>> Start GIVEN DATA

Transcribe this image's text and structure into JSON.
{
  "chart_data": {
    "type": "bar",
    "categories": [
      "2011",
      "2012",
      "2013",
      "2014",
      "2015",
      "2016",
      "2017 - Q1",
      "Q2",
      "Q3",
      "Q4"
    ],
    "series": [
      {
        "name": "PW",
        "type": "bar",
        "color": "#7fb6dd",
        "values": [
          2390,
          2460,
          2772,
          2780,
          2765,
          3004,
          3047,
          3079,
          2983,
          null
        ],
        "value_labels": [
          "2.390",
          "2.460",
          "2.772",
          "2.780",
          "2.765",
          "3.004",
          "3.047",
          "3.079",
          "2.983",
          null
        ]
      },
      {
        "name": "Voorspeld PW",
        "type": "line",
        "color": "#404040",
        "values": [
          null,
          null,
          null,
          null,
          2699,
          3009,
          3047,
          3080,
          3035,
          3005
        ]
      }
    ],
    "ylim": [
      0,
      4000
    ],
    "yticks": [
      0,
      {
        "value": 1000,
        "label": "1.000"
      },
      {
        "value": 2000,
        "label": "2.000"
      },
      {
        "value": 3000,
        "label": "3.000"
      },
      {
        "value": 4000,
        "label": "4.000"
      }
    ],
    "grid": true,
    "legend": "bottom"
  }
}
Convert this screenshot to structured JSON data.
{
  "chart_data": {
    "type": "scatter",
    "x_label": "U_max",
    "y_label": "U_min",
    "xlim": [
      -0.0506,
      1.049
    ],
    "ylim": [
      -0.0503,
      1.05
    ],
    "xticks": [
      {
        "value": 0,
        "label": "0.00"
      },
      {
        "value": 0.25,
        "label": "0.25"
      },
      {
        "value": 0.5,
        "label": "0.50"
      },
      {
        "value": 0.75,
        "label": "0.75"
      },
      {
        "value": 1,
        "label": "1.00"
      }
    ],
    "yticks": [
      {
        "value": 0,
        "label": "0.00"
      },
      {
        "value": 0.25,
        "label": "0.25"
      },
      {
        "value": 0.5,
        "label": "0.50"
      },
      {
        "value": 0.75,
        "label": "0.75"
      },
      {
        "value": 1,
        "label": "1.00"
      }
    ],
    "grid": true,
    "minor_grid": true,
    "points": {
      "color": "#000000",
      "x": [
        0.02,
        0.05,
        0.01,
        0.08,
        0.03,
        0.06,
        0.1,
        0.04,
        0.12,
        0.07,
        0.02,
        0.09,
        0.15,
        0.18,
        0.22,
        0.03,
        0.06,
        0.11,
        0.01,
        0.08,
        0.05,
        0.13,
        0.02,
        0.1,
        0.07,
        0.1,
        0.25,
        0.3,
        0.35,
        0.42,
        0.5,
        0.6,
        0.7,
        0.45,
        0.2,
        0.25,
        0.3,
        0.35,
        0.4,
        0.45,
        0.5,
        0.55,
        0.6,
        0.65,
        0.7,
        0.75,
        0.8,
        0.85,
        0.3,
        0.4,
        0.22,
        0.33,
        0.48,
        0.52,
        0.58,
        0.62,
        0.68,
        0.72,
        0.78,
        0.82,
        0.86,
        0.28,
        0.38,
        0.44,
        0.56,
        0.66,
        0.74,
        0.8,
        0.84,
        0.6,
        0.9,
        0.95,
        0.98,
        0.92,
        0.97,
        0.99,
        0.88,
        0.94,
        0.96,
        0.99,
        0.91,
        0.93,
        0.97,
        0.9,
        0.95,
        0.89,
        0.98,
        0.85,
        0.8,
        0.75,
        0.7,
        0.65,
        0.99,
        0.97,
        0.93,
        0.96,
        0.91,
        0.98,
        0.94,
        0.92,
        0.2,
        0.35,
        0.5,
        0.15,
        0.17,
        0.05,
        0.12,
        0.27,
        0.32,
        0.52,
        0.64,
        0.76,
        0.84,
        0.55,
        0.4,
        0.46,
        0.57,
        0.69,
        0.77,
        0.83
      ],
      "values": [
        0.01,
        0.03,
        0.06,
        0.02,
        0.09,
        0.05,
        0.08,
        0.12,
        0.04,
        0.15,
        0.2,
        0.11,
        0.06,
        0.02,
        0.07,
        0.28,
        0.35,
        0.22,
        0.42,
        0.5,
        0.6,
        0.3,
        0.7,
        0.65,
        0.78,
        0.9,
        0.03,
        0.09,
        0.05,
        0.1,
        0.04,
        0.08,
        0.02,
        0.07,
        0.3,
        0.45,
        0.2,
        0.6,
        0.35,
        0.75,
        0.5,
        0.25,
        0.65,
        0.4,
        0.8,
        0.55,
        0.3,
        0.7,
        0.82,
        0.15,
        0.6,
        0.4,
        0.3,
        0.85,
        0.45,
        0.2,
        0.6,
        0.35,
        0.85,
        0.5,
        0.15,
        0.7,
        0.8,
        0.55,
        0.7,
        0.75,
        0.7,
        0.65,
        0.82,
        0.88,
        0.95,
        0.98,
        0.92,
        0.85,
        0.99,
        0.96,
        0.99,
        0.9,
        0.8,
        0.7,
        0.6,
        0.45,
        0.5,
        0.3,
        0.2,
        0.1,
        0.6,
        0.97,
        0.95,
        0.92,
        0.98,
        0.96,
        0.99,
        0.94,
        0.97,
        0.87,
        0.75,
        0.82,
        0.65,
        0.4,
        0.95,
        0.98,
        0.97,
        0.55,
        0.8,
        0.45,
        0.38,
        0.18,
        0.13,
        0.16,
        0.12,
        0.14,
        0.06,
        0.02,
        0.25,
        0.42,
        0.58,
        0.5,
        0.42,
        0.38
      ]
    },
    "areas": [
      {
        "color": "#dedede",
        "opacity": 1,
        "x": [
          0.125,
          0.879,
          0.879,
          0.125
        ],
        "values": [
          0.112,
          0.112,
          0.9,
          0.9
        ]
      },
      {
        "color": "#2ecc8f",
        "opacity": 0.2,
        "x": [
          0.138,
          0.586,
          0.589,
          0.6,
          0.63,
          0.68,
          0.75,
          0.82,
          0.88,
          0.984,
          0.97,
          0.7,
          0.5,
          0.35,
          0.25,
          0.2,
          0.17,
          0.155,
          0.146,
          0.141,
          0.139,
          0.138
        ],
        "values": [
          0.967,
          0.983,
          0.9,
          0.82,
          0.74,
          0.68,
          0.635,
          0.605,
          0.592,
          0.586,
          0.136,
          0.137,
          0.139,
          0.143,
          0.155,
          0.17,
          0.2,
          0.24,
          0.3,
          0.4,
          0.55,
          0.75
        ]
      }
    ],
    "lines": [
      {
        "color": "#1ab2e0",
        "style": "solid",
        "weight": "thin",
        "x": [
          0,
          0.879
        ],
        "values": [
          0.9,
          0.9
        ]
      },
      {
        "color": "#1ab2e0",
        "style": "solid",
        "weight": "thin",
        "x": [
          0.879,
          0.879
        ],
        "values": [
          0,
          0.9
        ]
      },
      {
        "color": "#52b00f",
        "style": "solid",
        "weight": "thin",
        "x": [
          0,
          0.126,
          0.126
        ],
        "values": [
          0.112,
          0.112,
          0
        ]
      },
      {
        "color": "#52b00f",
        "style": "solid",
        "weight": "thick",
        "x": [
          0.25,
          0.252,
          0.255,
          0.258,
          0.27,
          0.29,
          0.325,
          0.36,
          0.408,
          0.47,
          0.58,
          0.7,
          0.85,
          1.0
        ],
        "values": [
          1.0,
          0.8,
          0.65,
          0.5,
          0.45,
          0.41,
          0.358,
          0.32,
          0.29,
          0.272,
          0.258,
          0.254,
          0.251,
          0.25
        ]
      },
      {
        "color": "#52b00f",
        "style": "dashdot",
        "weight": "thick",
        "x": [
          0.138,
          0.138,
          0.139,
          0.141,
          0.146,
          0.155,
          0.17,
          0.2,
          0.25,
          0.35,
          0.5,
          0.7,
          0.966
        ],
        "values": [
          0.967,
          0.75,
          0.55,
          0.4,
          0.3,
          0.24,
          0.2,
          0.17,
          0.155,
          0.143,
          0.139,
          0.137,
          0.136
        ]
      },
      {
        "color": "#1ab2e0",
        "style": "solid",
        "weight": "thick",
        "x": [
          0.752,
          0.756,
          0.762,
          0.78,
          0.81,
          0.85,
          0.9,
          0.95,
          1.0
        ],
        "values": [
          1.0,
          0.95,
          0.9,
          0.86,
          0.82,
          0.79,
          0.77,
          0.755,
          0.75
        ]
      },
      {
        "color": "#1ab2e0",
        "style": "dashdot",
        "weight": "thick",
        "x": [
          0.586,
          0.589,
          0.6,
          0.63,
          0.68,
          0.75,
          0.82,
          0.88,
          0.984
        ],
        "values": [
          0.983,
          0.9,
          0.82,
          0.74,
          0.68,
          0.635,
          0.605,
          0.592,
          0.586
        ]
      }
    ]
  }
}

>> End GIVEN DATA

Using the entries above, find all lines with "JSON". Copy them.

OUTPUT
Transcribe this image's text and structure into JSON.
Convert this screenshot to structured JSON data.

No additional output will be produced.